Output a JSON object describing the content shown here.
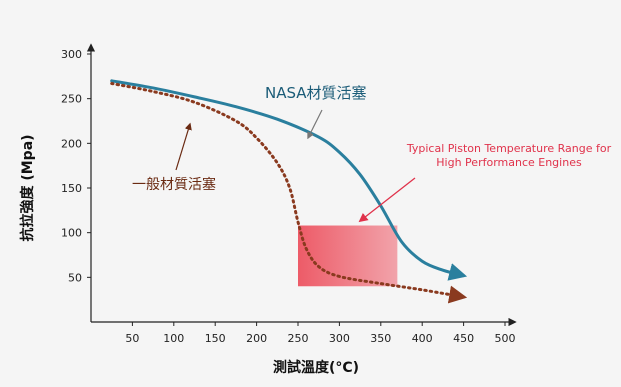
{
  "chart_data": {
    "type": "line",
    "title": "",
    "xlabel": "測試溫度(°C)",
    "ylabel": "抗拉強度 (Mpa)",
    "xlim": [
      0,
      500
    ],
    "ylim": [
      0,
      300
    ],
    "xticks": [
      50,
      100,
      150,
      200,
      250,
      300,
      350,
      400,
      450,
      500
    ],
    "yticks": [
      50,
      100,
      150,
      200,
      250,
      300
    ],
    "grid": false,
    "series": [
      {
        "name": "NASA材質活塞",
        "color": "#2a7f9e",
        "style": "solid",
        "x": [
          25,
          75,
          125,
          175,
          225,
          275,
          300,
          325,
          350,
          375,
          400,
          425,
          450
        ],
        "y": [
          270,
          262,
          252,
          241,
          227,
          207,
          190,
          165,
          130,
          90,
          68,
          58,
          52
        ]
      },
      {
        "name": "一般材質活塞",
        "color": "#8a3a1f",
        "style": "dotted",
        "x": [
          25,
          75,
          125,
          175,
          200,
          225,
          240,
          250,
          260,
          275,
          300,
          350,
          400,
          450
        ],
        "y": [
          267,
          258,
          246,
          225,
          206,
          178,
          150,
          112,
          82,
          62,
          51,
          43,
          36,
          28
        ]
      }
    ],
    "shaded_region": {
      "label": "Typical Piston Temperature Range for High Performance Engines",
      "label_lines": [
        "Typical Piston Temperature Range for",
        "High Performance Engines"
      ],
      "x_range": [
        250,
        370
      ],
      "y_range": [
        40,
        108
      ],
      "color": "#ee5a66"
    }
  }
}
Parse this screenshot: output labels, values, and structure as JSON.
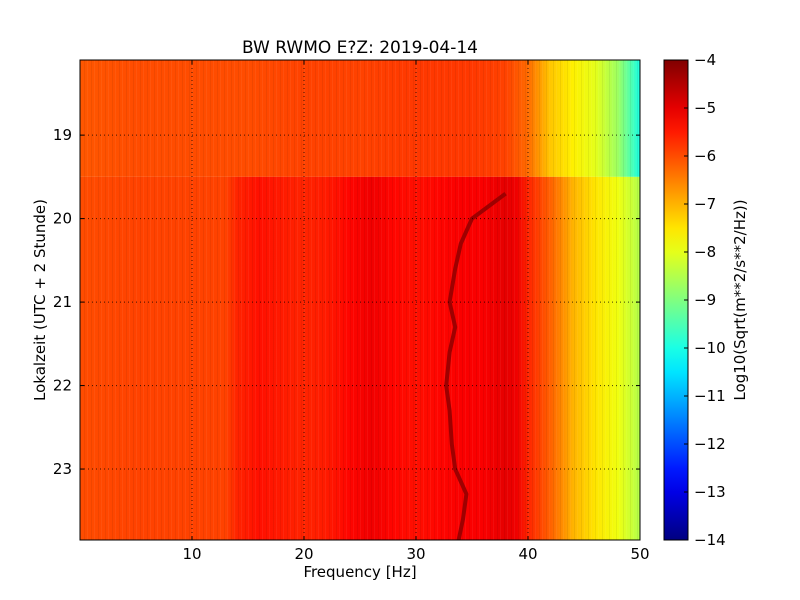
{
  "chart_data": {
    "type": "heatmap",
    "title": "BW RWMO E?Z: 2019-04-14",
    "xlabel": "Frequency [Hz]",
    "ylabel": "Lokalzeit (UTC + 2 Stunde)",
    "xlim": [
      0,
      50
    ],
    "ylim": [
      18.1,
      23.85
    ],
    "x_ticks": [
      10,
      20,
      30,
      40,
      50
    ],
    "x_tick_labels": [
      "10",
      "20",
      "30",
      "40",
      "50"
    ],
    "y_ticks": [
      19,
      20,
      21,
      22,
      23
    ],
    "y_tick_labels": [
      "19",
      "20",
      "21",
      "22",
      "23"
    ],
    "y_inverted": true,
    "grid": true,
    "colormap": "jet",
    "colorbar": {
      "label": "Log10(Sqrt(m**2/s**2/Hz))",
      "vmin": -14,
      "vmax": -4,
      "ticks": [
        -4,
        -5,
        -6,
        -7,
        -8,
        -9,
        -10,
        -11,
        -12,
        -13,
        -14
      ],
      "tick_labels": [
        "−4",
        "−5",
        "−6",
        "−7",
        "−8",
        "−9",
        "−10",
        "−11",
        "−12",
        "−13",
        "−14"
      ]
    },
    "regime_change_time": 19.5,
    "spectrum_before": {
      "time_range": [
        18.1,
        19.5
      ],
      "frequency": [
        0,
        5,
        10,
        15,
        20,
        25,
        30,
        35,
        38,
        40,
        42,
        44,
        46,
        48,
        50
      ],
      "value": [
        -6.1,
        -6.0,
        -6.0,
        -6.0,
        -5.9,
        -5.9,
        -5.8,
        -5.8,
        -5.9,
        -6.3,
        -7.2,
        -7.6,
        -8.0,
        -8.7,
        -10.0
      ]
    },
    "spectrum_after": {
      "time_range": [
        19.5,
        23.85
      ],
      "frequency": [
        0,
        5,
        10,
        13,
        14,
        16,
        18,
        20,
        22,
        24,
        26,
        28,
        30,
        32,
        34,
        36,
        38,
        39,
        40,
        42,
        44,
        46,
        48,
        50
      ],
      "value": [
        -6.0,
        -5.9,
        -5.9,
        -5.9,
        -5.6,
        -5.4,
        -5.5,
        -5.6,
        -5.5,
        -5.3,
        -5.1,
        -5.3,
        -5.4,
        -5.3,
        -5.2,
        -5.2,
        -5.0,
        -5.1,
        -5.6,
        -6.2,
        -7.0,
        -7.5,
        -7.9,
        -8.5
      ]
    },
    "tremor_track": {
      "value": -4.3,
      "points": [
        {
          "time": 19.7,
          "freq": 38.0
        },
        {
          "time": 19.85,
          "freq": 36.5
        },
        {
          "time": 20.0,
          "freq": 35.0
        },
        {
          "time": 20.3,
          "freq": 34.0
        },
        {
          "time": 20.6,
          "freq": 33.5
        },
        {
          "time": 21.0,
          "freq": 33.0
        },
        {
          "time": 21.3,
          "freq": 33.5
        },
        {
          "time": 21.6,
          "freq": 33.0
        },
        {
          "time": 22.0,
          "freq": 32.7
        },
        {
          "time": 22.3,
          "freq": 33.0
        },
        {
          "time": 22.7,
          "freq": 33.2
        },
        {
          "time": 23.0,
          "freq": 33.5
        },
        {
          "time": 23.3,
          "freq": 34.5
        },
        {
          "time": 23.6,
          "freq": 34.2
        },
        {
          "time": 23.85,
          "freq": 33.8
        }
      ]
    }
  }
}
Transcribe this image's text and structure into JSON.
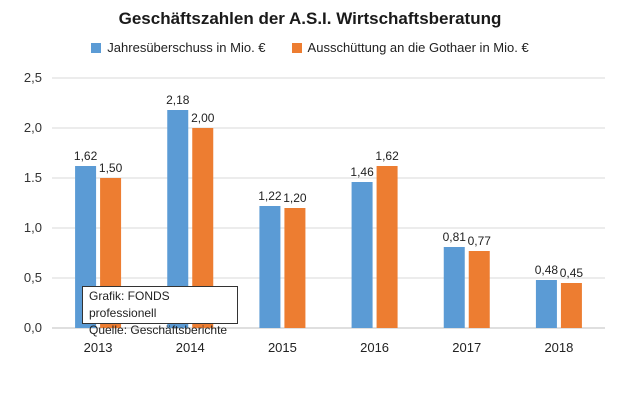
{
  "chart_data": {
    "type": "bar",
    "title": "Geschäftszahlen  der A.S.I. Wirtschaftsberatung",
    "categories": [
      "2013",
      "2014",
      "2015",
      "2016",
      "2017",
      "2018"
    ],
    "series": [
      {
        "name": "Jahresüberschuss in Mio. €",
        "values": [
          1.62,
          2.18,
          1.22,
          1.46,
          0.81,
          0.48
        ],
        "labels": [
          "1,62",
          "2,18",
          "1,22",
          "1,46",
          "0,81",
          "0,48"
        ],
        "color": "#5b9bd5"
      },
      {
        "name": "Ausschüttung an die Gothaer in Mio. €",
        "values": [
          1.5,
          2.0,
          1.2,
          1.62,
          0.77,
          0.45
        ],
        "labels": [
          "1,50",
          "2,00",
          "1,20",
          "1,62",
          "0,77",
          "0,45"
        ],
        "color": "#ed7d31"
      }
    ],
    "ylim": [
      0,
      2.5
    ],
    "yticks": [
      0,
      0.5,
      1.0,
      1.5,
      2.0,
      2.5
    ],
    "ytick_labels": [
      "0,0",
      "0,5",
      "1,0",
      "1.5",
      "2,0",
      "2,5"
    ],
    "grid": true,
    "legend_position": "top-center",
    "xlabel": "",
    "ylabel": ""
  },
  "credit": {
    "line1": "Grafik: FONDS professionell",
    "line2": "Quelle: Geschäftsberichte"
  },
  "colors": {
    "grid": "#d9d9d9",
    "axis": "#bfbfbf"
  }
}
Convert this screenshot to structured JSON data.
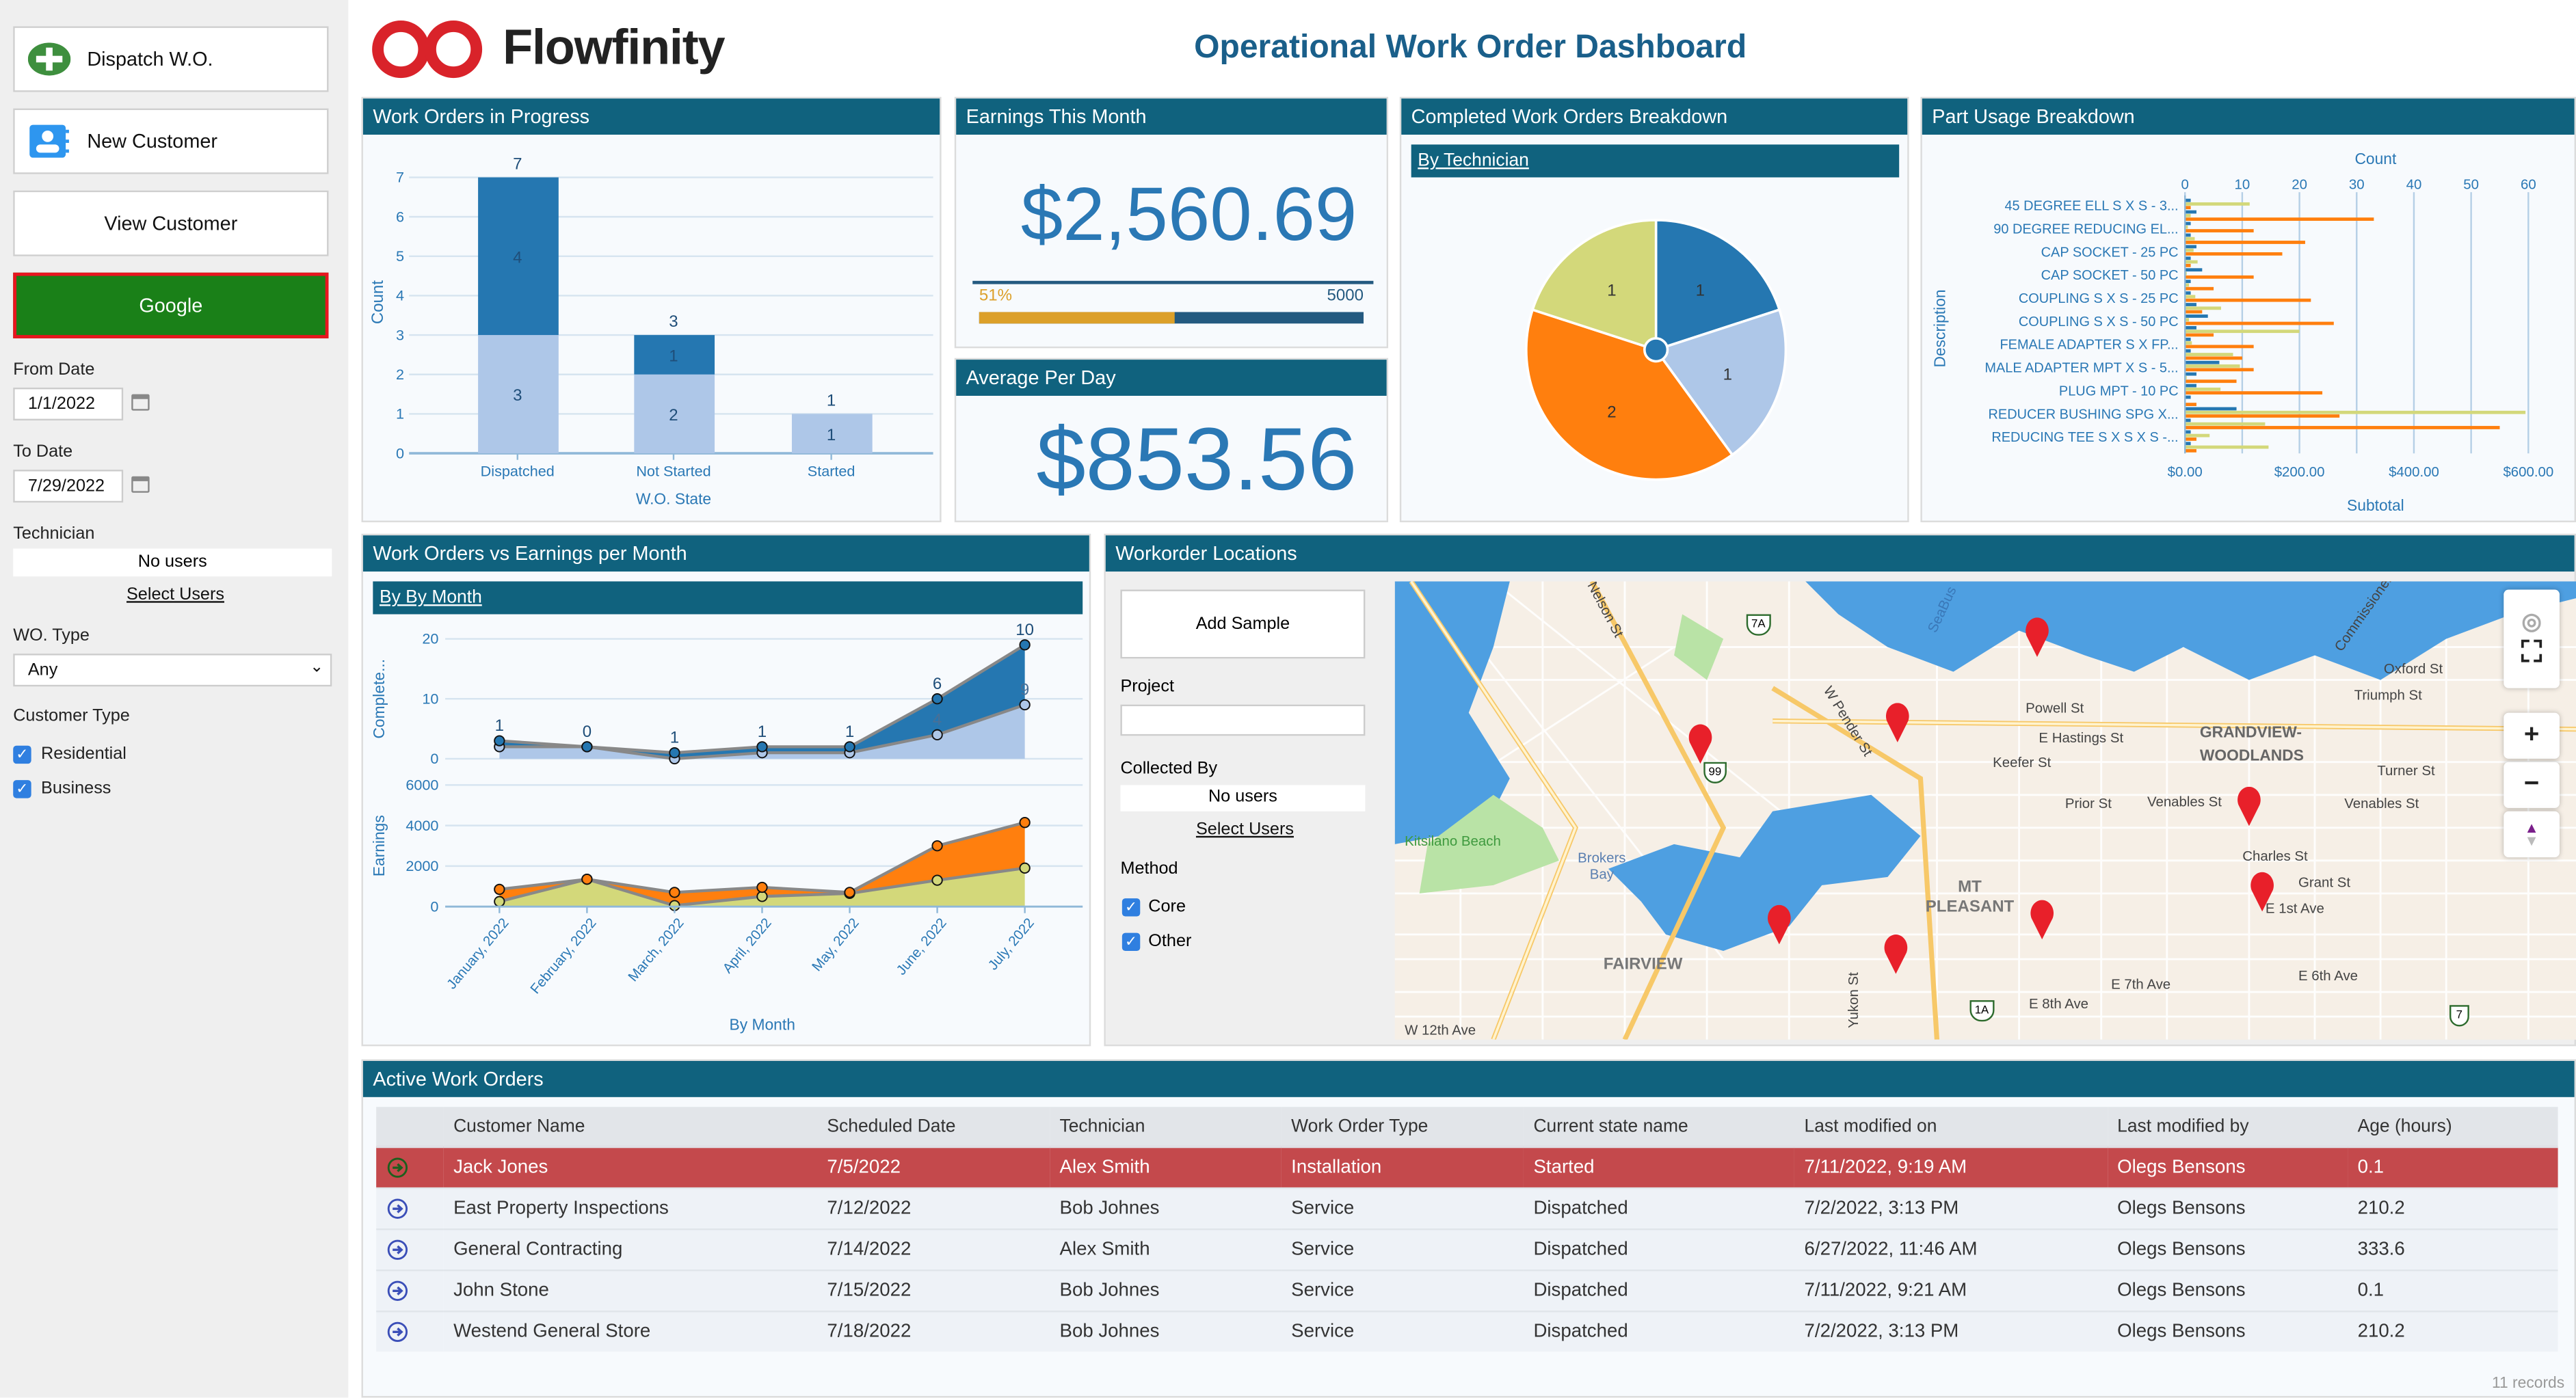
{
  "sidebar": {
    "dispatch_label": "Dispatch W.O.",
    "new_customer_label": "New Customer",
    "view_customer_label": "View Customer",
    "google_label": "Google",
    "from_date_label": "From Date",
    "from_date_value": "1/1/2022",
    "to_date_label": "To Date",
    "to_date_value": "7/29/2022",
    "technician_label": "Technician",
    "technician_value": "No users",
    "select_users_label": "Select Users",
    "wo_type_label": "WO. Type",
    "wo_type_value": "Any",
    "customer_type_label": "Customer Type",
    "customer_types": [
      {
        "label": "Residential",
        "checked": true
      },
      {
        "label": "Business",
        "checked": true
      }
    ]
  },
  "header": {
    "logo_text": "Flowfinity",
    "title": "Operational Work Order Dashboard"
  },
  "colors": {
    "header": "#10627e",
    "dark_blue": "#2577b1",
    "light_blue": "#aec7e8",
    "orange": "#ff7f0e",
    "yellow_green": "#d3d87a",
    "accent_text": "#2a78b5",
    "progress_fill": "#dca02a",
    "progress_track": "#245a80",
    "selected_row": "#c4494c",
    "google_button": "#1a8018"
  },
  "panels": {
    "wo_progress": {
      "title": "Work Orders in Progress"
    },
    "earnings_month": {
      "title": "Earnings This Month",
      "value": "$2,560.69",
      "progress_percent_label": "51%",
      "progress_fraction": 0.51,
      "target": "5000"
    },
    "avg_day": {
      "title": "Average Per Day",
      "value": "$853.56"
    },
    "completed": {
      "title": "Completed Work Orders Breakdown",
      "subheader": "By Technician"
    },
    "part_usage": {
      "title": "Part Usage Breakdown"
    },
    "wo_vs_earnings": {
      "title": "Work Orders vs Earnings per Month",
      "subheader": "By By Month"
    },
    "locations": {
      "title": "Workorder Locations",
      "add_sample_label": "Add Sample",
      "project_label": "Project",
      "project_value": "",
      "collected_by_label": "Collected By",
      "collected_by_value": "No users",
      "select_users_label": "Select Users",
      "method_label": "Method",
      "methods": [
        {
          "label": "Core",
          "checked": true
        },
        {
          "label": "Other",
          "checked": true
        }
      ]
    },
    "active": {
      "title": "Active Work Orders",
      "records": "11 records"
    }
  },
  "chart_data": [
    {
      "type": "bar",
      "stacked": true,
      "categories": [
        "Dispatched",
        "Not Started",
        "Started"
      ],
      "series": [
        {
          "values": [
            3,
            2,
            1
          ],
          "color": "#aec7e8"
        },
        {
          "values": [
            4,
            1,
            0
          ],
          "color": "#2577b1"
        }
      ],
      "totals": [
        7,
        3,
        1
      ],
      "xlabel": "W.O. State",
      "ylabel": "Count",
      "ylim": [
        0,
        7
      ],
      "yticks": [
        "0",
        "1",
        "2",
        "3",
        "4",
        "5",
        "6",
        "7"
      ],
      "grid": true
    },
    {
      "type": "pie",
      "slices": [
        {
          "value": 1,
          "color": "#2577b1"
        },
        {
          "value": 1,
          "color": "#aec7e8"
        },
        {
          "value": 2,
          "color": "#ff7f0e"
        },
        {
          "value": 1,
          "color": "#d3d87a"
        }
      ]
    },
    {
      "type": "bar",
      "orientation": "horizontal",
      "categories": [
        "45 DEGREE ELL S X S - 3...",
        "90 DEGREE REDUCING EL...",
        "CAP SOCKET - 25 PC",
        "CAP SOCKET - 50 PC",
        "COUPLING S X S - 25 PC",
        "COUPLING S X S - 50 PC",
        "FEMALE ADAPTER S X FP...",
        "MALE ADAPTER MPT X S - 5...",
        "PLUG MPT - 10 PC",
        "REDUCER BUSHING SPG X...",
        "REDUCING TEE S X S X S -..."
      ],
      "count": [
        1,
        2,
        1,
        1,
        2,
        1,
        3,
        1,
        1,
        2,
        4,
        2,
        1,
        1,
        6,
        2,
        2,
        1,
        9,
        1,
        1,
        1
      ],
      "subtotal_a": [
        113,
        10,
        5,
        17,
        15,
        22,
        3,
        7,
        18,
        63,
        7,
        200,
        12,
        84,
        96,
        3,
        62,
        0,
        595,
        140,
        43,
        146
      ],
      "subtotal_b": [
        10,
        330,
        120,
        210,
        170,
        10,
        120,
        50,
        220,
        30,
        260,
        50,
        120,
        100,
        120,
        90,
        240,
        20,
        270,
        550,
        20,
        20
      ],
      "xlabel_top": "Count",
      "xticks_top": [
        "0",
        "10",
        "20",
        "30",
        "40",
        "50",
        "60"
      ],
      "xlim_top": [
        0,
        60
      ],
      "xlabel_bottom": "Subtotal",
      "xticks_bottom": [
        "$0.00",
        "$200.00",
        "$400.00",
        "$600.00"
      ],
      "xlim_bottom": [
        0,
        600
      ],
      "ylabel": "Description",
      "grid": true
    },
    {
      "type": "area",
      "stacked": true,
      "categories": [
        "January, 2022",
        "February, 2022",
        "March, 2022",
        "April, 2022",
        "May, 2022",
        "June, 2022",
        "July, 2022"
      ],
      "xlabel": "By Month",
      "top_chart": {
        "ylabel": "Complete...",
        "ylim": [
          0,
          20
        ],
        "yticks": [
          "0",
          "10",
          "20"
        ],
        "series": [
          {
            "values": [
              2,
              2,
              0,
              1,
              1,
              4,
              9
            ],
            "color": "#aec7e8"
          },
          {
            "values": [
              1,
              0,
              1,
              1,
              1,
              6,
              10
            ],
            "color": "#2577b1"
          }
        ]
      },
      "bottom_chart": {
        "ylabel": "Earnings",
        "ylim": [
          0,
          6000
        ],
        "yticks": [
          "0",
          "2000",
          "4000",
          "6000"
        ],
        "series": [
          {
            "values": [
              250,
              1350,
              50,
              500,
              650,
              1300,
              1900
            ],
            "color": "#d3d87a"
          },
          {
            "values": [
              600,
              0,
              650,
              450,
              50,
              1700,
              2250
            ],
            "color": "#ff7f0e"
          }
        ]
      }
    }
  ],
  "map": {
    "labels": [
      "Nelson St",
      "SeaBus",
      "Powell St",
      "E Hastings St",
      "Keefer St",
      "GRANDVIEW-",
      "WOODLANDS",
      "Oxford St",
      "Triumph St",
      "Turner St",
      "Prior St",
      "Venables St",
      "Venables St",
      "W Pender St",
      "Kitsilano Beach",
      "Brokers Bay",
      "Charles St",
      "Grant St",
      "E 1st Ave",
      "MT PLEASANT",
      "FAIRVIEW",
      "E 6th Ave",
      "E 7th Ave",
      "E 8th Ave",
      "W 12th Ave",
      "Yukon St",
      "Commissioner St"
    ],
    "shields": [
      "7A",
      "99",
      "1A",
      "7"
    ],
    "pin_count": 8
  },
  "table": {
    "columns": [
      "Customer Name",
      "Scheduled Date",
      "Technician",
      "Work Order Type",
      "Current state name",
      "Last modified on",
      "Last modified by",
      "Age (hours)"
    ],
    "rows": [
      [
        "Jack Jones",
        "7/5/2022",
        "Alex Smith",
        "Installation",
        "Started",
        "7/11/2022, 9:19 AM",
        "Olegs Bensons",
        "0.1"
      ],
      [
        "East Property Inspections",
        "7/12/2022",
        "Bob Johnes",
        "Service",
        "Dispatched",
        "7/2/2022, 3:13 PM",
        "Olegs Bensons",
        "210.2"
      ],
      [
        "General Contracting",
        "7/14/2022",
        "Alex Smith",
        "Service",
        "Dispatched",
        "6/27/2022, 11:46 AM",
        "Olegs Bensons",
        "333.6"
      ],
      [
        "John Stone",
        "7/15/2022",
        "Bob Johnes",
        "Service",
        "Dispatched",
        "7/11/2022, 9:21 AM",
        "Olegs Bensons",
        "0.1"
      ],
      [
        "Westend General Store",
        "7/18/2022",
        "Bob Johnes",
        "Service",
        "Dispatched",
        "7/2/2022, 3:13 PM",
        "Olegs Bensons",
        "210.2"
      ]
    ],
    "selected_row": 0
  }
}
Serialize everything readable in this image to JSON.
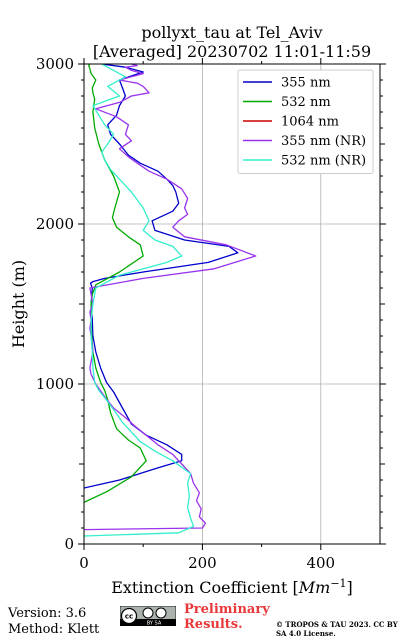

■ **PROBLEM DETAILS**: Determine how many lines in the listing above hold the word "Performance", answering with the number only.

■ **ANSWER TO THE TASK**: 2